-- RAW DATA start --
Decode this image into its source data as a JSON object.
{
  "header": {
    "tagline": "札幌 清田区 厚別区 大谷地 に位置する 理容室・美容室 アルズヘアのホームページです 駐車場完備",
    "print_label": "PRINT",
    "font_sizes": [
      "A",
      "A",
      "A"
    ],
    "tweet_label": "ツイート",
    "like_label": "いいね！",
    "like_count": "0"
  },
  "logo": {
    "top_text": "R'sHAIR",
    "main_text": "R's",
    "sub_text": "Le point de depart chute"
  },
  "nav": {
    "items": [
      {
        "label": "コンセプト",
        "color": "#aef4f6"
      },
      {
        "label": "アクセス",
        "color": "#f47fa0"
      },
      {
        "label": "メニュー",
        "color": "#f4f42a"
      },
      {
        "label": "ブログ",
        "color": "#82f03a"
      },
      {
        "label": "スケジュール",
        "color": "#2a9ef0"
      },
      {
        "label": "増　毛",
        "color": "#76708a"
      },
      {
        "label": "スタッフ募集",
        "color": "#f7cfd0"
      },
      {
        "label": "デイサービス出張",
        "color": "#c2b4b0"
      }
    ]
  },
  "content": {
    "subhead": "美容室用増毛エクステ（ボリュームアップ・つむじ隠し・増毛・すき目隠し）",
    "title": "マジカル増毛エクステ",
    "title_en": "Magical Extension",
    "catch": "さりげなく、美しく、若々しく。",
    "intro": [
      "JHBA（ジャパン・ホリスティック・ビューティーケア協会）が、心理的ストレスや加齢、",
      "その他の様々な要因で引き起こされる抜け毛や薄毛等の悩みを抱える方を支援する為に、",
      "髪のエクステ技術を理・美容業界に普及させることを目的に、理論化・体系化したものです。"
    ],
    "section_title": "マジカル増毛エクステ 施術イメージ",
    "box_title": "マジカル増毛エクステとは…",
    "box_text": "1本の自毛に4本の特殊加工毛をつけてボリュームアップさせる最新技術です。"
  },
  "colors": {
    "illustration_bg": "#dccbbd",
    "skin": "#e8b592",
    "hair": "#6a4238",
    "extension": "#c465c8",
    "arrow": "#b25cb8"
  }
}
-- RAW DATA end --
**GIVEN INSTRUCTION:** Repeat all the entries exactly as given.

**WORKED SOLUTION:**
Decode this image into its source data as a JSON object.
{
  "header": {
    "tagline": "札幌 清田区 厚別区 大谷地 に位置する 理容室・美容室 アルズヘアのホームページです 駐車場完備",
    "print_label": "PRINT",
    "font_sizes": [
      "A",
      "A",
      "A"
    ],
    "tweet_label": "ツイート",
    "like_label": "いいね！",
    "like_count": "0"
  },
  "logo": {
    "top_text": "R'sHAIR",
    "main_text": "R's",
    "sub_text": "Le point de depart chute"
  },
  "nav": {
    "items": [
      {
        "label": "コンセプト",
        "color": "#aef4f6"
      },
      {
        "label": "アクセス",
        "color": "#f47fa0"
      },
      {
        "label": "メニュー",
        "color": "#f4f42a"
      },
      {
        "label": "ブログ",
        "color": "#82f03a"
      },
      {
        "label": "スケジュール",
        "color": "#2a9ef0"
      },
      {
        "label": "増　毛",
        "color": "#76708a"
      },
      {
        "label": "スタッフ募集",
        "color": "#f7cfd0"
      },
      {
        "label": "デイサービス出張",
        "color": "#c2b4b0"
      }
    ]
  },
  "content": {
    "subhead": "美容室用増毛エクステ（ボリュームアップ・つむじ隠し・増毛・すき目隠し）",
    "title": "マジカル増毛エクステ",
    "title_en": "Magical Extension",
    "catch": "さりげなく、美しく、若々しく。",
    "intro": [
      "JHBA（ジャパン・ホリスティック・ビューティーケア協会）が、心理的ストレスや加齢、",
      "その他の様々な要因で引き起こされる抜け毛や薄毛等の悩みを抱える方を支援する為に、",
      "髪のエクステ技術を理・美容業界に普及させることを目的に、理論化・体系化したものです。"
    ],
    "section_title": "マジカル増毛エクステ 施術イメージ",
    "box_title": "マジカル増毛エクステとは…",
    "box_text": "1本の自毛に4本の特殊加工毛をつけてボリュームアップさせる最新技術です。"
  },
  "colors": {
    "illustration_bg": "#dccbbd",
    "skin": "#e8b592",
    "hair": "#6a4238",
    "extension": "#c465c8",
    "arrow": "#b25cb8"
  }
}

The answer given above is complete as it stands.